/---

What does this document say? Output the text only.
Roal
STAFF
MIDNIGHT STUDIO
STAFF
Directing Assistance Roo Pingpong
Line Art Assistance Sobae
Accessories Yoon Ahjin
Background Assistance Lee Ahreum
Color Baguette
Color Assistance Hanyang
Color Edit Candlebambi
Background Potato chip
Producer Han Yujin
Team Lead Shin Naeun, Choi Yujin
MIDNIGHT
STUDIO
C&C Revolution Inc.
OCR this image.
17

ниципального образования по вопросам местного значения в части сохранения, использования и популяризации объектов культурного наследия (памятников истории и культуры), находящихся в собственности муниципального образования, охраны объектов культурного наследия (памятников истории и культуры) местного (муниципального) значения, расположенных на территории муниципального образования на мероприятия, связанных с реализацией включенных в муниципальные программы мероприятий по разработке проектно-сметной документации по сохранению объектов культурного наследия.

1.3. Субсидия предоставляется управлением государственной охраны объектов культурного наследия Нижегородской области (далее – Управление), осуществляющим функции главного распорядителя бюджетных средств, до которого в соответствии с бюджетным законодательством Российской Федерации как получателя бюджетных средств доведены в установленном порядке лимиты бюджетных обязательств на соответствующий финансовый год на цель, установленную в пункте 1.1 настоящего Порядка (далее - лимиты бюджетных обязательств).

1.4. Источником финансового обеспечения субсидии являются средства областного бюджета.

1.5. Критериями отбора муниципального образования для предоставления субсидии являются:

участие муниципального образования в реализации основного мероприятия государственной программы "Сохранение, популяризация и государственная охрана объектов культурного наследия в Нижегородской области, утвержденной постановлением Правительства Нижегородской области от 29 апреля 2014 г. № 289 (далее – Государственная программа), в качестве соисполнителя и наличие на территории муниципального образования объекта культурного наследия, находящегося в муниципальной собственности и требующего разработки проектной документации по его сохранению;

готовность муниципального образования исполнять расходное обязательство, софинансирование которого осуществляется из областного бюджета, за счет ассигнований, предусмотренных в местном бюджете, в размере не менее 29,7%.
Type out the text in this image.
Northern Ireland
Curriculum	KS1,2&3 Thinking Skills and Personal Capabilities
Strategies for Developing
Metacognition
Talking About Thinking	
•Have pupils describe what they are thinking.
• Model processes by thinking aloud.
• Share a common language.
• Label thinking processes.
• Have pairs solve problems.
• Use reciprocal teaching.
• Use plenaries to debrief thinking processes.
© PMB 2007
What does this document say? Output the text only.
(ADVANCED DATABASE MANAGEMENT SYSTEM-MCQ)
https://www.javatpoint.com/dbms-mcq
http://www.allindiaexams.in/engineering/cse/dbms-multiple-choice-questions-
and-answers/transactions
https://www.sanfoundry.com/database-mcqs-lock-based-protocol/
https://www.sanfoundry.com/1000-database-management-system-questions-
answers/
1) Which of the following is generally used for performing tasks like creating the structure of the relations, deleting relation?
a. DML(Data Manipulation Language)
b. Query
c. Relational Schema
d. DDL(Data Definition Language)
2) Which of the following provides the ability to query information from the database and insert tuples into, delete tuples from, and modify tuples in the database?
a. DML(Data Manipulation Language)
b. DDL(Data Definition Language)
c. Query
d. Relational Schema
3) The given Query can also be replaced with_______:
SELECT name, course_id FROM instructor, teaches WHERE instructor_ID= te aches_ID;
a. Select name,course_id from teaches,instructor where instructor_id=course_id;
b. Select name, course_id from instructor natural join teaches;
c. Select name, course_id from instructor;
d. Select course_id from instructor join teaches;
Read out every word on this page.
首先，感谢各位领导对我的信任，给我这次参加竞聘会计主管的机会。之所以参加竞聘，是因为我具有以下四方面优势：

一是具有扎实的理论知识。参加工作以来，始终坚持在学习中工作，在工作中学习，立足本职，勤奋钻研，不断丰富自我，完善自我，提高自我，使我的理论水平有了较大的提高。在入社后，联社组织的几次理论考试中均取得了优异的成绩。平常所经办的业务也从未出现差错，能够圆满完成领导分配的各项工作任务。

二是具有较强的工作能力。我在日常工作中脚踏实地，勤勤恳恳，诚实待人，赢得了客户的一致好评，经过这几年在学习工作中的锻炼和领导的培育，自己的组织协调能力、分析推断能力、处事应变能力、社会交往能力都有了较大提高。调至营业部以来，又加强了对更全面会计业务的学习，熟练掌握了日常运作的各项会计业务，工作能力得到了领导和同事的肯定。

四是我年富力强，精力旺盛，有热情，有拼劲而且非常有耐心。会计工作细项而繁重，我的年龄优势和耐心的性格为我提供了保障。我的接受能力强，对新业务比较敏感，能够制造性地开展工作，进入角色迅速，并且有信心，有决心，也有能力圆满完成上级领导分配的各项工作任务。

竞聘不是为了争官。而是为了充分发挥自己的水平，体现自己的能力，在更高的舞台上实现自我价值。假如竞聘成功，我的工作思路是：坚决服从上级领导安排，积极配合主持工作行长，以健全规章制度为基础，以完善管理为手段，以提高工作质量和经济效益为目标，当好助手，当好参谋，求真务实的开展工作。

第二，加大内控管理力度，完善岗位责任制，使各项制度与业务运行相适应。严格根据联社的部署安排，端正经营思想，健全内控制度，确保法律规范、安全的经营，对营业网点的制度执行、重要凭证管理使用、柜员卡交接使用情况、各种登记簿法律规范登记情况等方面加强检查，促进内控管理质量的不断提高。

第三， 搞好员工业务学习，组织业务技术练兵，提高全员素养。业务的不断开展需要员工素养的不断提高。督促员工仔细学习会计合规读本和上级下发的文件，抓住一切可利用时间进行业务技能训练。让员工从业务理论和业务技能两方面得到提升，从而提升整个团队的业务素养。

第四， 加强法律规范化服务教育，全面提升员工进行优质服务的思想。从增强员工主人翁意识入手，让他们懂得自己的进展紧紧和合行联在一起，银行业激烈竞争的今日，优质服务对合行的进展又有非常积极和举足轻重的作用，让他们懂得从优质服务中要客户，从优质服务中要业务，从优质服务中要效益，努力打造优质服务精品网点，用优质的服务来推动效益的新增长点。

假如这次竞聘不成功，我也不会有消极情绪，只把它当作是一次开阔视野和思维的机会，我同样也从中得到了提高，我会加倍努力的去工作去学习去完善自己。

\---

Work to complete: Where a line holds "объектов", copy it out.

Expected output:
ниципального образования по вопросам местного значения в части сохранения, использования и популяризации объектов культурного наследия (памятников истории и культуры), находящихся в собственности муниципального образования, охраны объектов культурного наследия (памятников истории и культуры) местного (муниципального) значения, расположенных на территории муниципального образования на мероприятия, связанных с реализацией включенных в муниципальные программы мероприятий по разработке проектно-сметной документации по сохранению объектов культурного наследия.
1.3. Субсидия предоставляется управлением государственной охраны объектов культурного наследия Нижегородской области (далее – Управление), осуществляющим функции главного распорядителя бюджетных средств, до которого в соответствии с бюджетным законодательством Российской Федерации как получателя бюджетных средств доведены в установленном порядке лимиты бюджетных обязательств на соответствующий финансовый год на цель, установленную в пункте 1.1 настоящего Порядка (далее - лимиты бюджетных обязательств).
участие муниципального образования в реализации основного мероприятия государственной программы "Сохранение, популяризация и государственная охрана объектов культурного наследия в Нижегородской области, утвержденной постановлением Правительства Нижегородской области от 29 апреля 2014 г. № 289 (далее – Государственная программа), в качестве соисполнителя и наличие на территории муниципального образования объекта культурного наследия, находящегося в муниципальной собственности и требующего разработки проектной документации по его сохранению;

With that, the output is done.